>> Begin Raw records

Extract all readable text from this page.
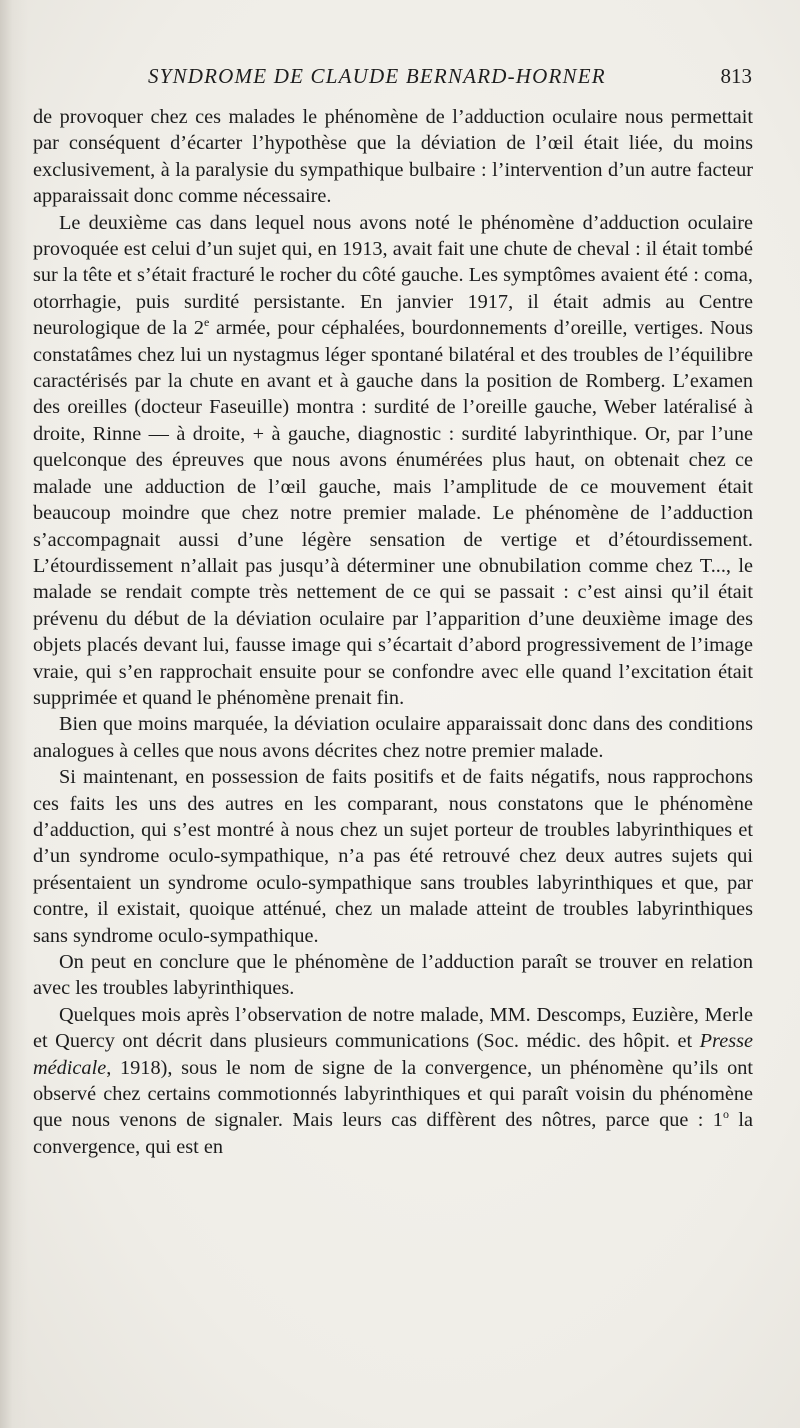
SYNDROME DE CLAUDE BERNARD-HORNER	813

de provoquer chez ces malades le phénomène de l’adduction oculaire nous permettait par conséquent d’écarter l’hypothèse que la déviation de l’œil était liée, du moins exclusivement, à la paralysie du sympathique bulbaire : l’intervention d’un autre facteur apparaissait donc comme nécessaire.

Le deuxième cas dans lequel nous avons noté le phénomène d’adduction oculaire provoquée est celui d’un sujet qui, en 1913, avait fait une chute de cheval : il était tombé sur la tête et s’était fracturé le rocher du côté gauche. Les symptômes avaient été : coma, otorrhagie, puis surdité persistante. En janvier 1917, il était admis au Centre neurologique de la 2e armée, pour céphalées, bourdonnements d’oreille, vertiges. Nous constatâmes chez lui un nystagmus léger spontané bilatéral et des troubles de l’équilibre caractérisés par la chute en avant et à gauche dans la position de Romberg. L’examen des oreilles (docteur Faseuille) montra : surdité de l’oreille gauche, Weber latéralisé à droite, Rinne — à droite, + à gauche, diagnostic : surdité labyrinthique. Or, par l’une quelconque des épreuves que nous avons énumérées plus haut, on obtenait chez ce malade une adduction de l’œil gauche, mais l’amplitude de ce mouvement était beaucoup moindre que chez notre premier malade. Le phénomène de l’adduction s’accompagnait aussi d’une légère sensation de vertige et d’étourdissement. L’étourdissement n’allait pas jusqu’à déterminer une obnubilation comme chez T..., le malade se rendait compte très nettement de ce qui se passait : c’est ainsi qu’il était prévenu du début de la déviation oculaire par l’apparition d’une deuxième image des objets placés devant lui, fausse image qui s’écartait d’abord progressivement de l’image vraie, qui s’en rapprochait ensuite pour se confondre avec elle quand l’excitation était supprimée et quand le phénomène prenait fin.

Bien que moins marquée, la déviation oculaire apparaissait donc dans des conditions analogues à celles que nous avons décrites chez notre premier malade.

Si maintenant, en possession de faits positifs et de faits négatifs, nous rapprochons ces faits les uns des autres en les comparant, nous constatons que le phénomène d’adduction, qui s’est montré à nous chez un sujet porteur de troubles labyrinthiques et d’un syndrome oculo-sympathique, n’a pas été retrouvé chez deux autres sujets qui présentaient un syndrome oculo-sympathique sans troubles labyrinthiques et que, par contre, il existait, quoique atténué, chez un malade atteint de troubles labyrinthiques sans syndrome oculo-sympathique.

On peut en conclure que le phénomène de l’adduction paraît se trouver en relation avec les troubles labyrinthiques.

Quelques mois après l’observation de notre malade, MM. Descomps, Euzière, Merle et Quercy ont décrit dans plusieurs communications (Soc. médic. des hôpit. et Presse médicale, 1918), sous le nom de signe de la convergence, un phénomène qu’ils ont observé chez certains commotionnés labyrinthiques et qui paraît voisin du phénomène que nous venons de signaler. Mais leurs cas diffèrent des nôtres, parce que : 1$^o$ la convergence, qui est en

>> End Raw records

**Given problem**:
Reproduce the whole listing exactly, but not the images in it.

**Result for this exercise**:
Extract all readable text from this page.
SYNDROME DE CLAUDE BERNARD-HORNER	813

de provoquer chez ces malades le phénomène de l’adduction oculaire nous permettait par conséquent d’écarter l’hypothèse que la déviation de l’œil était liée, du moins exclusivement, à la paralysie du sympathique bulbaire : l’intervention d’un autre facteur apparaissait donc comme nécessaire.

Le deuxième cas dans lequel nous avons noté le phénomène d’adduction oculaire provoquée est celui d’un sujet qui, en 1913, avait fait une chute de cheval : il était tombé sur la tête et s’était fracturé le rocher du côté gauche. Les symptômes avaient été : coma, otorrhagie, puis surdité persistante. En janvier 1917, il était admis au Centre neurologique de la 2e armée, pour céphalées, bourdonnements d’oreille, vertiges. Nous constatâmes chez lui un nystagmus léger spontané bilatéral et des troubles de l’équilibre caractérisés par la chute en avant et à gauche dans la position de Romberg. L’examen des oreilles (docteur Faseuille) montra : surdité de l’oreille gauche, Weber latéralisé à droite, Rinne — à droite, + à gauche, diagnostic : surdité labyrinthique. Or, par l’une quelconque des épreuves que nous avons énumérées plus haut, on obtenait chez ce malade une adduction de l’œil gauche, mais l’amplitude de ce mouvement était beaucoup moindre que chez notre premier malade. Le phénomène de l’adduction s’accompagnait aussi d’une légère sensation de vertige et d’étourdissement. L’étourdissement n’allait pas jusqu’à déterminer une obnubilation comme chez T..., le malade se rendait compte très nettement de ce qui se passait : c’est ainsi qu’il était prévenu du début de la déviation oculaire par l’apparition d’une deuxième image des objets placés devant lui, fausse image qui s’écartait d’abord progressivement de l’image vraie, qui s’en rapprochait ensuite pour se confondre avec elle quand l’excitation était supprimée et quand le phénomène prenait fin.

Bien que moins marquée, la déviation oculaire apparaissait donc dans des conditions analogues à celles que nous avons décrites chez notre premier malade.

Si maintenant, en possession de faits positifs et de faits négatifs, nous rapprochons ces faits les uns des autres en les comparant, nous constatons que le phénomène d’adduction, qui s’est montré à nous chez un sujet porteur de troubles labyrinthiques et d’un syndrome oculo-sympathique, n’a pas été retrouvé chez deux autres sujets qui présentaient un syndrome oculo-sympathique sans troubles labyrinthiques et que, par contre, il existait, quoique atténué, chez un malade atteint de troubles labyrinthiques sans syndrome oculo-sympathique.

On peut en conclure que le phénomène de l’adduction paraît se trouver en relation avec les troubles labyrinthiques.

Quelques mois après l’observation de notre malade, MM. Descomps, Euzière, Merle et Quercy ont décrit dans plusieurs communications (Soc. médic. des hôpit. et Presse médicale, 1918), sous le nom de signe de la convergence, un phénomène qu’ils ont observé chez certains commotionnés labyrinthiques et qui paraît voisin du phénomène que nous venons de signaler. Mais leurs cas diffèrent des nôtres, parce que : 1$^o$ la convergence, qui est en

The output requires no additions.